--- Task description ---
Check every line of the entries below for the word "subtitle", and copy the ones that have it.
********************
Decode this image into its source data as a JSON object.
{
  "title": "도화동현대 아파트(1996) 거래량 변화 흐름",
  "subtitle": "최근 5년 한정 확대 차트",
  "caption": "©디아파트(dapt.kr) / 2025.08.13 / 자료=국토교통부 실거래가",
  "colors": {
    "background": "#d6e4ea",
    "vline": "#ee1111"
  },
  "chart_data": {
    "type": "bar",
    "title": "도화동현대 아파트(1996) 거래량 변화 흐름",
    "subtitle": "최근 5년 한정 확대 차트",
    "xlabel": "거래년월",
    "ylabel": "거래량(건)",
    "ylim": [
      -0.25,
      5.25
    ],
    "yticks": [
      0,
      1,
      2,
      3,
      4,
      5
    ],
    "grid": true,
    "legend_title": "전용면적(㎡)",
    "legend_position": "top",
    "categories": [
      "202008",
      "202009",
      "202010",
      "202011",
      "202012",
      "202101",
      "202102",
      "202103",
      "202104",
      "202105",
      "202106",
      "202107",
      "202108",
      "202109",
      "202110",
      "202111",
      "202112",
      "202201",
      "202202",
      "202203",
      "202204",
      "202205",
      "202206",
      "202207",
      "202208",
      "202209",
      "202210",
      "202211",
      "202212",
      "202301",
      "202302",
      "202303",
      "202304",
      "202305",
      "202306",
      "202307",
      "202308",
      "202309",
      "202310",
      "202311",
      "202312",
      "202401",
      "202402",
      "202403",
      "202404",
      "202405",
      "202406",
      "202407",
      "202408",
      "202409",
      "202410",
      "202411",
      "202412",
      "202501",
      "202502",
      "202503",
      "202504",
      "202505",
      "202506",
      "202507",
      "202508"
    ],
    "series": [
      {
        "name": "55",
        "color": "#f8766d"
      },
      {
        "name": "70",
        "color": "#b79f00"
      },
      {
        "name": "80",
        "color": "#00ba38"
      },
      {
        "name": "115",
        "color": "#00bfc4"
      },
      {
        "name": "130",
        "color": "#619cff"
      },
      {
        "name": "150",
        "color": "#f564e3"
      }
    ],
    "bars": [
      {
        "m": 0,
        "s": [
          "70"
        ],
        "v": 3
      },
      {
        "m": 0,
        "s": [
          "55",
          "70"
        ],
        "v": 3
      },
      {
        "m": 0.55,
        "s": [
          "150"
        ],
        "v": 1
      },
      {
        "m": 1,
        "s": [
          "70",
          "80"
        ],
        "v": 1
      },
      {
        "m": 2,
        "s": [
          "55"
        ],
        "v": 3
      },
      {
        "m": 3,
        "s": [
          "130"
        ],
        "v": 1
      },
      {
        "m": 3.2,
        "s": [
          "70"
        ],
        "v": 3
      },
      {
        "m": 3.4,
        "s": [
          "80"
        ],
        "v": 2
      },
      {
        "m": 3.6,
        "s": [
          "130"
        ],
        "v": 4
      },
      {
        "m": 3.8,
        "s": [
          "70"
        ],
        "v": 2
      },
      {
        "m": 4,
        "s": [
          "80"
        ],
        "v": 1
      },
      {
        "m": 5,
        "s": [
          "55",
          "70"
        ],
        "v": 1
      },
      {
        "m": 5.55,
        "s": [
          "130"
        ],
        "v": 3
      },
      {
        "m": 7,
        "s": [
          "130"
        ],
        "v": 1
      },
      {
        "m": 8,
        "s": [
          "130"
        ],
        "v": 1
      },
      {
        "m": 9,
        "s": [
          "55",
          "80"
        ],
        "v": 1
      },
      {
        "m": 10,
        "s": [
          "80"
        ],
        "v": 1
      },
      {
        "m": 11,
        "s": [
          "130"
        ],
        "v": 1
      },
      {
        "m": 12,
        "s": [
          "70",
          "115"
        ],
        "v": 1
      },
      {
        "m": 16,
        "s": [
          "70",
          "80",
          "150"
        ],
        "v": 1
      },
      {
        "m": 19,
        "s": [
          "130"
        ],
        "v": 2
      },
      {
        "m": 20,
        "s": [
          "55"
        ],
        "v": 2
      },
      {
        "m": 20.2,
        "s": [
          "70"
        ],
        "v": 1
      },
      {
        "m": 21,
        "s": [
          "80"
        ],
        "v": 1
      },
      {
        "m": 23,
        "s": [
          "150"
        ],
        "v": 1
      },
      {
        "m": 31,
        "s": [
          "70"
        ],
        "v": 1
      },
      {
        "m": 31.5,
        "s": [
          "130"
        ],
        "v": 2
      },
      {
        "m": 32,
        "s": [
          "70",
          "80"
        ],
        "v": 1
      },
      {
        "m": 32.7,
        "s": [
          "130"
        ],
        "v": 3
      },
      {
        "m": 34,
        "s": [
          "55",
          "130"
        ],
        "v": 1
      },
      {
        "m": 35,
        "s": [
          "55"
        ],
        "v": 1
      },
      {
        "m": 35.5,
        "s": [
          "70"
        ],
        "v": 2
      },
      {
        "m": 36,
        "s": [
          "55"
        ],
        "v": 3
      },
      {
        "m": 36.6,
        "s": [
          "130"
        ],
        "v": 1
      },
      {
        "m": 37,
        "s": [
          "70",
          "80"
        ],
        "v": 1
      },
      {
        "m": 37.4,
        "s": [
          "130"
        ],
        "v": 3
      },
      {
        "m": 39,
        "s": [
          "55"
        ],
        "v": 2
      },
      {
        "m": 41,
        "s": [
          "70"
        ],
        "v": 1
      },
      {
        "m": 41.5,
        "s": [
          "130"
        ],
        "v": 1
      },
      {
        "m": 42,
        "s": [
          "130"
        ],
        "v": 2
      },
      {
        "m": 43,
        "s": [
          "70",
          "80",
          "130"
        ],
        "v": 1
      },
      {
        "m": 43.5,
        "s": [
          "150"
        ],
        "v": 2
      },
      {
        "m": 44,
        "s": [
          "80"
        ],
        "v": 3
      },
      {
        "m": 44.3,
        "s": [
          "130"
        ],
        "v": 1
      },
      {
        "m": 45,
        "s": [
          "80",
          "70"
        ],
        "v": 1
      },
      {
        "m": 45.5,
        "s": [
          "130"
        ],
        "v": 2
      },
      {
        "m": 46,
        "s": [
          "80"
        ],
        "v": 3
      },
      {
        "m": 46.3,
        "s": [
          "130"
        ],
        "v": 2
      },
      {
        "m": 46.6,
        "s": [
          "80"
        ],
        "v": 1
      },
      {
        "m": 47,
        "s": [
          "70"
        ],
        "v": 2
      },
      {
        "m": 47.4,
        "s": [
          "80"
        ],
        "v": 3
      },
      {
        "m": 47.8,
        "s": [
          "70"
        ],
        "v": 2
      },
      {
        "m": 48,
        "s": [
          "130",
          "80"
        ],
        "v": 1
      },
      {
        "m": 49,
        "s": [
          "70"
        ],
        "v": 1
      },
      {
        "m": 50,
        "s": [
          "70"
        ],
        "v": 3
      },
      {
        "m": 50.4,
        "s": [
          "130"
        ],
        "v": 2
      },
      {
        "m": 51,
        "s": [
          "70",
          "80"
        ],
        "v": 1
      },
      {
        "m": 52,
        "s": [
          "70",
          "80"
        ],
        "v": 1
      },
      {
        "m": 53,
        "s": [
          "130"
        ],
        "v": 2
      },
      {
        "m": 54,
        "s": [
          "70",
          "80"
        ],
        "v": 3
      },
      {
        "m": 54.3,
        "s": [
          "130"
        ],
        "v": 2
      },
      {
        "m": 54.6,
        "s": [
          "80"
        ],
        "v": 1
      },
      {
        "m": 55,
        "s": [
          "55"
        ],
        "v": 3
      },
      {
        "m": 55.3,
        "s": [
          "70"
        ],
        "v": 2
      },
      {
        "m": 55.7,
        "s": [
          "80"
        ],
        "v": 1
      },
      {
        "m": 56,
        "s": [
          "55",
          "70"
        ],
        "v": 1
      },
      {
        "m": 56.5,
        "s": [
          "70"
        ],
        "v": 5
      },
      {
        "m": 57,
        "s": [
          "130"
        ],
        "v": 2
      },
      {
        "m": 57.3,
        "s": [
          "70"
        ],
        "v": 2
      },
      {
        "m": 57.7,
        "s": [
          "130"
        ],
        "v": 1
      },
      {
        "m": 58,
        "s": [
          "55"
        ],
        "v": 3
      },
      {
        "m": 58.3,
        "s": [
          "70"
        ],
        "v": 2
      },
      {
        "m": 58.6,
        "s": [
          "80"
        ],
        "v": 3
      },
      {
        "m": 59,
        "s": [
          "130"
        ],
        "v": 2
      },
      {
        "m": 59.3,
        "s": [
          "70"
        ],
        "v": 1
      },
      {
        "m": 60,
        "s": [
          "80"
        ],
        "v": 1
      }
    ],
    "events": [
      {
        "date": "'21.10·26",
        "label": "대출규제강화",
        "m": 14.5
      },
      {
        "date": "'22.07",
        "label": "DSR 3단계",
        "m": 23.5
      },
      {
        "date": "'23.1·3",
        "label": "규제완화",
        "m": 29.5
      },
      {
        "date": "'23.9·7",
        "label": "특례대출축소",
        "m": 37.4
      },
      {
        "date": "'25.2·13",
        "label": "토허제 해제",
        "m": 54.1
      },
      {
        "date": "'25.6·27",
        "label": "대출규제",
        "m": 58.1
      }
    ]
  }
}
********************
--- Result for this task ---
  "subtitle": "최근 5년 한정 확대 차트",
    "subtitle": "최근 5년 한정 확대 차트",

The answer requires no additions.